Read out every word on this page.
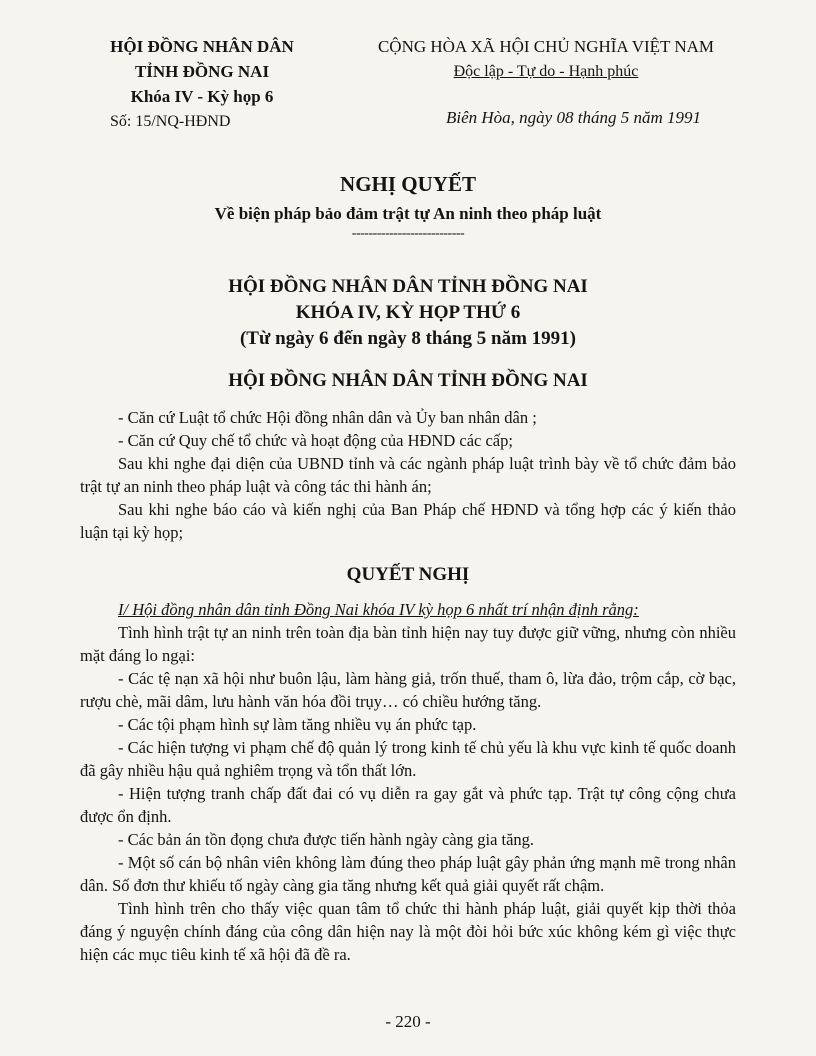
HỘI ĐỒNG NHÂN DÂN
TỈNH ĐỒNG NAI
Khóa IV - Kỳ họp 6
Số: 15/NQ-HĐND
CỘNG HÒA XÃ HỘI CHỦ NGHĨA VIỆT NAM
Độc lập - Tự do - Hạnh phúc
Biên Hòa, ngày 08 tháng 5 năm 1991
NGHỊ QUYẾT
Về biện pháp bảo đảm trật tự An ninh theo pháp luật
---------------------------
HỘI ĐỒNG NHÂN DÂN TỈNH ĐỒNG NAI
KHÓA IV, KỲ HỌP THỨ 6
(Từ ngày 6 đến ngày 8 tháng 5 năm 1991)
HỘI ĐỒNG NHÂN DÂN TỈNH ĐỒNG NAI

- Căn cứ Luật tổ chức Hội đồng nhân dân và Ủy ban nhân dân ;

- Căn cứ Quy chế tổ chức và hoạt động của HĐND các cấp;

Sau khi nghe đại diện của UBND tỉnh và các ngành pháp luật trình bày về tổ chức đảm bảo trật tự an ninh theo pháp luật và công tác thi hành án;

Sau khi nghe báo cáo và kiến nghị của Ban Pháp chế HĐND và tổng hợp các ý kiến thảo luận tại kỳ họp;

QUYẾT NGHỊ

I/ Hội đồng nhân dân tỉnh Đồng Nai khóa IV kỳ họp 6 nhất trí nhận định rằng:

Tình hình trật tự an ninh trên toàn địa bàn tỉnh hiện nay tuy được giữ vững, nhưng còn nhiều mặt đáng lo ngại:

- Các tệ nạn xã hội như buôn lậu, làm hàng giả, trốn thuế, tham ô, lừa đảo, trộm cắp, cờ bạc, rượu chè, mãi dâm, lưu hành văn hóa đồi trụy… có chiều hướng tăng.

- Các tội phạm hình sự làm tăng nhiều vụ án phức tạp.

- Các hiện tượng vi phạm chế độ quản lý trong kinh tế chủ yếu là khu vực kinh tế quốc doanh đã gây nhiều hậu quả nghiêm trọng và tổn thất lớn.

- Hiện tượng tranh chấp đất đai có vụ diễn ra gay gắt và phức tạp. Trật tự công cộng chưa được ổn định.

- Các bản án tồn đọng chưa được tiến hành ngày càng gia tăng.

- Một số cán bộ nhân viên không làm đúng theo pháp luật gây phản ứng mạnh mẽ trong nhân dân. Số đơn thư khiếu tố ngày càng gia tăng nhưng kết quả giải quyết rất chậm.

Tình hình trên cho thấy việc quan tâm tổ chức thi hành pháp luật, giải quyết kịp thời thỏa đáng ý nguyện chính đáng của công dân hiện nay là một đòi hỏi bức xúc không kém gì việc thực hiện các mục tiêu kinh tế xã hội đã đề ra.

- 220 -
○ ○ ○ ○
§ Brief
Your job is to transcribe the entries above exactly; skip the pictures.

§ Result below
Read out every word on this page.
HỘI ĐỒNG NHÂN DÂN
TỈNH ĐỒNG NAI
Khóa IV - Kỳ họp 6
Số: 15/NQ-HĐND
CỘNG HÒA XÃ HỘI CHỦ NGHĨA VIỆT NAM
Độc lập - Tự do - Hạnh phúc
Biên Hòa, ngày 08 tháng 5 năm 1991
NGHỊ QUYẾT
Về biện pháp bảo đảm trật tự An ninh theo pháp luật
---------------------------
HỘI ĐỒNG NHÂN DÂN TỈNH ĐỒNG NAI
KHÓA IV, KỲ HỌP THỨ 6
(Từ ngày 6 đến ngày 8 tháng 5 năm 1991)
HỘI ĐỒNG NHÂN DÂN TỈNH ĐỒNG NAI

- Căn cứ Luật tổ chức Hội đồng nhân dân và Ủy ban nhân dân ;

- Căn cứ Quy chế tổ chức và hoạt động của HĐND các cấp;

Sau khi nghe đại diện của UBND tỉnh và các ngành pháp luật trình bày về tổ chức đảm bảo trật tự an ninh theo pháp luật và công tác thi hành án;

Sau khi nghe báo cáo và kiến nghị của Ban Pháp chế HĐND và tổng hợp các ý kiến thảo luận tại kỳ họp;

QUYẾT NGHỊ

I/ Hội đồng nhân dân tỉnh Đồng Nai khóa IV kỳ họp 6 nhất trí nhận định rằng:

Tình hình trật tự an ninh trên toàn địa bàn tỉnh hiện nay tuy được giữ vững, nhưng còn nhiều mặt đáng lo ngại:

- Các tệ nạn xã hội như buôn lậu, làm hàng giả, trốn thuế, tham ô, lừa đảo, trộm cắp, cờ bạc, rượu chè, mãi dâm, lưu hành văn hóa đồi trụy… có chiều hướng tăng.

- Các tội phạm hình sự làm tăng nhiều vụ án phức tạp.

- Các hiện tượng vi phạm chế độ quản lý trong kinh tế chủ yếu là khu vực kinh tế quốc doanh đã gây nhiều hậu quả nghiêm trọng và tổn thất lớn.

- Hiện tượng tranh chấp đất đai có vụ diễn ra gay gắt và phức tạp. Trật tự công cộng chưa được ổn định.

- Các bản án tồn đọng chưa được tiến hành ngày càng gia tăng.

- Một số cán bộ nhân viên không làm đúng theo pháp luật gây phản ứng mạnh mẽ trong nhân dân. Số đơn thư khiếu tố ngày càng gia tăng nhưng kết quả giải quyết rất chậm.

Tình hình trên cho thấy việc quan tâm tổ chức thi hành pháp luật, giải quyết kịp thời thỏa đáng ý nguyện chính đáng của công dân hiện nay là một đòi hỏi bức xúc không kém gì việc thực hiện các mục tiêu kinh tế xã hội đã đề ra.

- 220 -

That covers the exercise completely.